[Source records]
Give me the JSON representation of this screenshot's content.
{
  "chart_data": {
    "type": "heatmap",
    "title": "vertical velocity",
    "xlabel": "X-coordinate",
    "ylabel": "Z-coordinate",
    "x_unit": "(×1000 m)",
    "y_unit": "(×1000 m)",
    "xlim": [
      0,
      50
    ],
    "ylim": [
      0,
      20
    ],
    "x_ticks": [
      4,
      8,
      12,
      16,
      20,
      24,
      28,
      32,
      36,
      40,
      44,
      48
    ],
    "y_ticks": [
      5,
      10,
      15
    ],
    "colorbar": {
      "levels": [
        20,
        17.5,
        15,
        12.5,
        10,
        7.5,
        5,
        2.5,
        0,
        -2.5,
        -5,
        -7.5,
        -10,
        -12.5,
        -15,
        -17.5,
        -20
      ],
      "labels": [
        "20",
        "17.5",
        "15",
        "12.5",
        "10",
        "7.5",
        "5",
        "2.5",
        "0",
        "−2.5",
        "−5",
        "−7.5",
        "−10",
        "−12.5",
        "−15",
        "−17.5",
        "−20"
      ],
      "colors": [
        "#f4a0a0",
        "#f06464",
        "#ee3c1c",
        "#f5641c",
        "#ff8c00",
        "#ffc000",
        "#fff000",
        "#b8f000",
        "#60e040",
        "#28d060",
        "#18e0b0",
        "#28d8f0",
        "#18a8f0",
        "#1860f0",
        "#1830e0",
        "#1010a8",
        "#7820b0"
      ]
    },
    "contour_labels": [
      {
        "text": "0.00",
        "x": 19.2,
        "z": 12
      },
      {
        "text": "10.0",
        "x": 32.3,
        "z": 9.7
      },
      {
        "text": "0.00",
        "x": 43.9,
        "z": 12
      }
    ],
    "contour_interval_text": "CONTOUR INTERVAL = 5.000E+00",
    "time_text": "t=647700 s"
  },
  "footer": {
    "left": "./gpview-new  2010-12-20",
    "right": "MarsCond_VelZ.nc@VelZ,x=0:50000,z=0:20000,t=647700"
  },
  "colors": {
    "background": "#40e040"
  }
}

Exercise instructions:
Return the lines above exactly, keeping every word.

Response to the task:
Give me the JSON representation of this screenshot's content.
{
  "chart_data": {
    "type": "heatmap",
    "title": "vertical velocity",
    "xlabel": "X-coordinate",
    "ylabel": "Z-coordinate",
    "x_unit": "(×1000 m)",
    "y_unit": "(×1000 m)",
    "xlim": [
      0,
      50
    ],
    "ylim": [
      0,
      20
    ],
    "x_ticks": [
      4,
      8,
      12,
      16,
      20,
      24,
      28,
      32,
      36,
      40,
      44,
      48
    ],
    "y_ticks": [
      5,
      10,
      15
    ],
    "colorbar": {
      "levels": [
        20,
        17.5,
        15,
        12.5,
        10,
        7.5,
        5,
        2.5,
        0,
        -2.5,
        -5,
        -7.5,
        -10,
        -12.5,
        -15,
        -17.5,
        -20
      ],
      "labels": [
        "20",
        "17.5",
        "15",
        "12.5",
        "10",
        "7.5",
        "5",
        "2.5",
        "0",
        "−2.5",
        "−5",
        "−7.5",
        "−10",
        "−12.5",
        "−15",
        "−17.5",
        "−20"
      ],
      "colors": [
        "#f4a0a0",
        "#f06464",
        "#ee3c1c",
        "#f5641c",
        "#ff8c00",
        "#ffc000",
        "#fff000",
        "#b8f000",
        "#60e040",
        "#28d060",
        "#18e0b0",
        "#28d8f0",
        "#18a8f0",
        "#1860f0",
        "#1830e0",
        "#1010a8",
        "#7820b0"
      ]
    },
    "contour_labels": [
      {
        "text": "0.00",
        "x": 19.2,
        "z": 12
      },
      {
        "text": "10.0",
        "x": 32.3,
        "z": 9.7
      },
      {
        "text": "0.00",
        "x": 43.9,
        "z": 12
      }
    ],
    "contour_interval_text": "CONTOUR INTERVAL = 5.000E+00",
    "time_text": "t=647700 s"
  },
  "footer": {
    "left": "./gpview-new  2010-12-20",
    "right": "MarsCond_VelZ.nc@VelZ,x=0:50000,z=0:20000,t=647700"
  },
  "colors": {
    "background": "#40e040"
  }
}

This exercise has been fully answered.